# [Dataset]
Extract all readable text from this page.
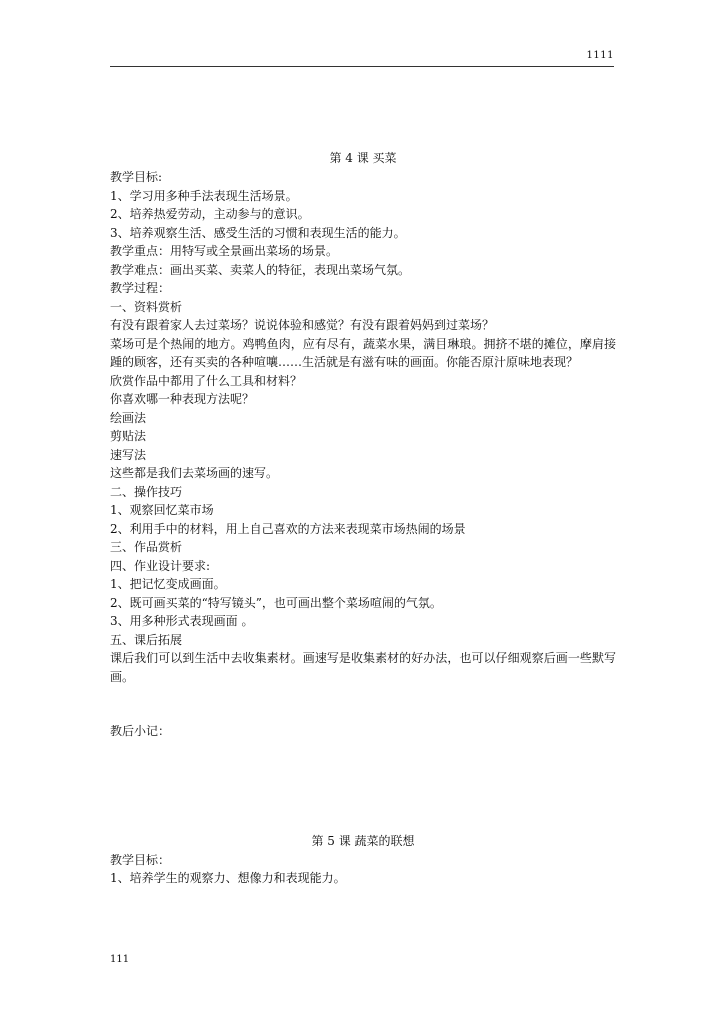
1111
第 4 课 买菜
教学目标:
1、学习用多种手法表现生活场景。
2、培养热爱劳动，主动参与的意识。
3、培养观察生活、感受生活的习惯和表现生活的能力。
教学重点：用特写或全景画出菜场的场景。
教学难点：画出买菜、卖菜人的特征，表现出菜场气氛。
教学过程：
一、资料赏析
有没有跟着家人去过菜场？说说体验和感觉？有没有跟着妈妈到过菜场？
菜场可是个热闹的地方。鸡鸭鱼肉，应有尽有，蔬菜水果，满目琳琅。拥挤不堪的摊位，摩肩接踵的顾客，还有买卖的各种喧嚷……生活就是有滋有味的画面。你能否原汁原味地表现？
欣赏作品中都用了什么工具和材料？
你喜欢哪一种表现方法呢？
绘画法
剪贴法
速写法
这些都是我们去菜场画的速写。
二、操作技巧
1、观察回忆菜市场
2、利用手中的材料，用上自己喜欢的方法来表现菜市场热闹的场景
三、作品赏析
四、作业设计要求:
1、把记忆变成画面。
2、既可画买菜的“特写镜头”，也可画出整个菜场喧闹的气氛。
3、用多种形式表现画面 。
五、课后拓展
课后我们可以到生活中去收集素材。画速写是收集素材的好办法，也可以仔细观察后画一些默写画。
教后小记：
第 5 课 蔬菜的联想
教学目标：
1、培养学生的观察力、想像力和表现能力。
111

# [What you are asked to do]
A faithful copy of the records above is needed, with the pictures left out.

# [Final result]
Extract all readable text from this page.
1111
第 4 课 买菜
教学目标:
1、学习用多种手法表现生活场景。
2、培养热爱劳动，主动参与的意识。
3、培养观察生活、感受生活的习惯和表现生活的能力。
教学重点：用特写或全景画出菜场的场景。
教学难点：画出买菜、卖菜人的特征，表现出菜场气氛。
教学过程：
一、资料赏析
有没有跟着家人去过菜场？说说体验和感觉？有没有跟着妈妈到过菜场？
菜场可是个热闹的地方。鸡鸭鱼肉，应有尽有，蔬菜水果，满目琳琅。拥挤不堪的摊位，摩肩接踵的顾客，还有买卖的各种喧嚷……生活就是有滋有味的画面。你能否原汁原味地表现？
欣赏作品中都用了什么工具和材料？
你喜欢哪一种表现方法呢？
绘画法
剪贴法
速写法
这些都是我们去菜场画的速写。
二、操作技巧
1、观察回忆菜市场
2、利用手中的材料，用上自己喜欢的方法来表现菜市场热闹的场景
三、作品赏析
四、作业设计要求:
1、把记忆变成画面。
2、既可画买菜的“特写镜头”，也可画出整个菜场喧闹的气氛。
3、用多种形式表现画面 。
五、课后拓展
课后我们可以到生活中去收集素材。画速写是收集素材的好办法，也可以仔细观察后画一些默写画。
教后小记：
第 5 课 蔬菜的联想
教学目标：
1、培养学生的观察力、想像力和表现能力。
111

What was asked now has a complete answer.